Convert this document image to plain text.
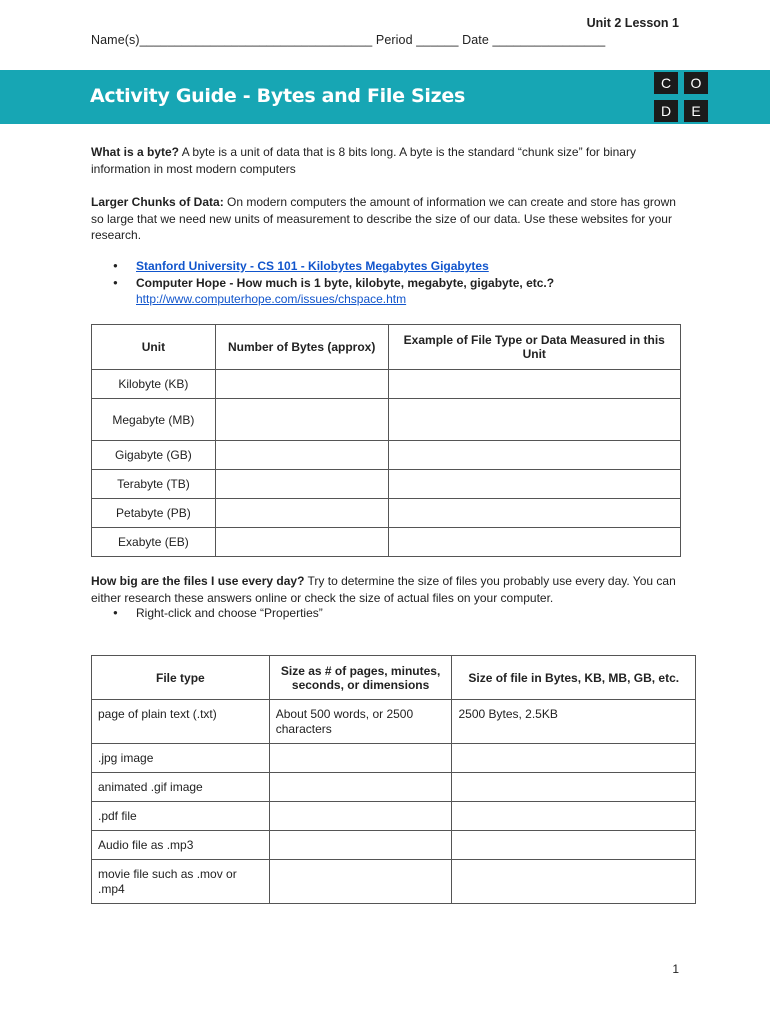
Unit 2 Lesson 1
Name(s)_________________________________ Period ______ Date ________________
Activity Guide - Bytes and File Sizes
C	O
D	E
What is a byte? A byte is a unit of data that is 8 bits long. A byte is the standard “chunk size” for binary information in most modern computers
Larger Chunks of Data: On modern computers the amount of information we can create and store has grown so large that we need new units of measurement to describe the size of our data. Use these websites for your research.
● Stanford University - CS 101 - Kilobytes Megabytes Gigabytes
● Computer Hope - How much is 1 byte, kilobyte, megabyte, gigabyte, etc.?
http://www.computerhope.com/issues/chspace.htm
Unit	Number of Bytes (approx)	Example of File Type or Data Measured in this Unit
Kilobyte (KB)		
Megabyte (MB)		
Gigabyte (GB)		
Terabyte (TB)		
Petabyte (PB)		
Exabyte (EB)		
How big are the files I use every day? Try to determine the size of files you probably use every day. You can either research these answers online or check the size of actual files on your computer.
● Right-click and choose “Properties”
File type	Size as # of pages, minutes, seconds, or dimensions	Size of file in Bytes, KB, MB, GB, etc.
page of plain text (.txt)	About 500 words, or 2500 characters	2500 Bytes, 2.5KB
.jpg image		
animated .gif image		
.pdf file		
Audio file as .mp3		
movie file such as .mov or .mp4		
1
____
- **THE PROBLEM**
Restate the data above exactly, stripping out each image.

- **SOLUTION TO THE PROBLEM**
Convert this document image to plain text.
Unit 2 Lesson 1
Name(s)_________________________________ Period ______ Date ________________
Activity Guide - Bytes and File Sizes
C	O
D	E
What is a byte? A byte is a unit of data that is 8 bits long. A byte is the standard “chunk size” for binary information in most modern computers
Larger Chunks of Data: On modern computers the amount of information we can create and store has grown so large that we need new units of measurement to describe the size of our data. Use these websites for your research.
● Stanford University - CS 101 - Kilobytes Megabytes Gigabytes
● Computer Hope - How much is 1 byte, kilobyte, megabyte, gigabyte, etc.?
http://www.computerhope.com/issues/chspace.htm
Unit	Number of Bytes (approx)	Example of File Type or Data Measured in this Unit
Kilobyte (KB)		
Megabyte (MB)		
Gigabyte (GB)		
Terabyte (TB)		
Petabyte (PB)		
Exabyte (EB)		
How big are the files I use every day? Try to determine the size of files you probably use every day. You can either research these answers online or check the size of actual files on your computer.
● Right-click and choose “Properties”
File type	Size as # of pages, minutes, seconds, or dimensions	Size of file in Bytes, KB, MB, GB, etc.
page of plain text (.txt)	About 500 words, or 2500 characters	2500 Bytes, 2.5KB
.jpg image		
animated .gif image		
.pdf file		
Audio file as .mp3		
movie file such as .mov or .mp4		
1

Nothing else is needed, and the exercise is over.